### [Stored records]

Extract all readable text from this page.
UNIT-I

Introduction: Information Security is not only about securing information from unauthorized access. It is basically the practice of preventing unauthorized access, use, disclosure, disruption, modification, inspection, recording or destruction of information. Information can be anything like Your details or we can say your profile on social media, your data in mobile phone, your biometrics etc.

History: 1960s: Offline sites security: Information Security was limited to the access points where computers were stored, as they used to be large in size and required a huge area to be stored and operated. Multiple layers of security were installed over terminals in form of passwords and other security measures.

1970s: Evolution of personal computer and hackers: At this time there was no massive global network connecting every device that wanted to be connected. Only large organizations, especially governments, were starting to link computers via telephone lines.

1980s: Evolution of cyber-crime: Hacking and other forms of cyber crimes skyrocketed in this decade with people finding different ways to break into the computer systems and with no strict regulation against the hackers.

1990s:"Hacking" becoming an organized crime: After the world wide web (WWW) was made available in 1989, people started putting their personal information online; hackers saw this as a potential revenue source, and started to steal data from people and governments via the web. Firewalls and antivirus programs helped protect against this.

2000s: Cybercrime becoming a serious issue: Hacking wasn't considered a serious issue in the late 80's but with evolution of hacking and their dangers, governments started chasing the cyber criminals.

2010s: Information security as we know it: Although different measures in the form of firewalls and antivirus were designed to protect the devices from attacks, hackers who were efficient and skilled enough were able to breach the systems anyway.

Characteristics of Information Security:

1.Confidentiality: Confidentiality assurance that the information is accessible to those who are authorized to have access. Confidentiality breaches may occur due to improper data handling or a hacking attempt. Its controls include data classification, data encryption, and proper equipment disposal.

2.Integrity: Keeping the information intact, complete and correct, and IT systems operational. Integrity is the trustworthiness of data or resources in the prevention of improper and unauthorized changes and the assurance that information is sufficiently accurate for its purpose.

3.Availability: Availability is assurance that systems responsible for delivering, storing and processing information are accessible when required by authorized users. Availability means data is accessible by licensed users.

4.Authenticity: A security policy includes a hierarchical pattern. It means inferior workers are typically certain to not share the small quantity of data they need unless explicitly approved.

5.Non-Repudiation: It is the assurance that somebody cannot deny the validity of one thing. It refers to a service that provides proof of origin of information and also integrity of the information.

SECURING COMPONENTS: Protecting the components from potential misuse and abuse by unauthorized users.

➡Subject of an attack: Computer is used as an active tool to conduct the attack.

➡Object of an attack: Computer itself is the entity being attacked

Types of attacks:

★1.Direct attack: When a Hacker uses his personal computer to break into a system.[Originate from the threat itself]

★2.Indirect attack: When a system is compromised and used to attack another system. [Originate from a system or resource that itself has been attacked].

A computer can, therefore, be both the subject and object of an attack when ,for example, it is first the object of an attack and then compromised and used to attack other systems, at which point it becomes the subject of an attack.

### [Required action]
Could each line above be retyped exactly?

### [Solved exercise]
Extract all readable text from this page.
UNIT-I

Introduction: Information Security is not only about securing information from unauthorized access. It is basically the practice of preventing unauthorized access, use, disclosure, disruption, modification, inspection, recording or destruction of information. Information can be anything like Your details or we can say your profile on social media, your data in mobile phone, your biometrics etc.

History: 1960s: Offline sites security: Information Security was limited to the access points where computers were stored, as they used to be large in size and required a huge area to be stored and operated. Multiple layers of security were installed over terminals in form of passwords and other security measures.

1970s: Evolution of personal computer and hackers: At this time there was no massive global network connecting every device that wanted to be connected. Only large organizations, especially governments, were starting to link computers via telephone lines.

1980s: Evolution of cyber-crime: Hacking and other forms of cyber crimes skyrocketed in this decade with people finding different ways to break into the computer systems and with no strict regulation against the hackers.

1990s:"Hacking" becoming an organized crime: After the world wide web (WWW) was made available in 1989, people started putting their personal information online; hackers saw this as a potential revenue source, and started to steal data from people and governments via the web. Firewalls and antivirus programs helped protect against this.

2000s: Cybercrime becoming a serious issue: Hacking wasn't considered a serious issue in the late 80's but with evolution of hacking and their dangers, governments started chasing the cyber criminals.

2010s: Information security as we know it: Although different measures in the form of firewalls and antivirus were designed to protect the devices from attacks, hackers who were efficient and skilled enough were able to breach the systems anyway.

Characteristics of Information Security:

1.Confidentiality: Confidentiality assurance that the information is accessible to those who are authorized to have access. Confidentiality breaches may occur due to improper data handling or a hacking attempt. Its controls include data classification, data encryption, and proper equipment disposal.

2.Integrity: Keeping the information intact, complete and correct, and IT systems operational. Integrity is the trustworthiness of data or resources in the prevention of improper and unauthorized changes and the assurance that information is sufficiently accurate for its purpose.

3.Availability: Availability is assurance that systems responsible for delivering, storing and processing information are accessible when required by authorized users. Availability means data is accessible by licensed users.

4.Authenticity: A security policy includes a hierarchical pattern. It means inferior workers are typically certain to not share the small quantity of data they need unless explicitly approved.

5.Non-Repudiation: It is the assurance that somebody cannot deny the validity of one thing. It refers to a service that provides proof of origin of information and also integrity of the information.

SECURING COMPONENTS: Protecting the components from potential misuse and abuse by unauthorized users.

➡Subject of an attack: Computer is used as an active tool to conduct the attack.

➡Object of an attack: Computer itself is the entity being attacked

Types of attacks:

★1.Direct attack: When a Hacker uses his personal computer to break into a system.[Originate from the threat itself]

★2.Indirect attack: When a system is compromised and used to attack another system. [Originate from a system or resource that itself has been attacked].

A computer can, therefore, be both the subject and object of an attack when ,for example, it is first the object of an attack and then compromised and used to attack other systems, at which point it becomes the subject of an attack.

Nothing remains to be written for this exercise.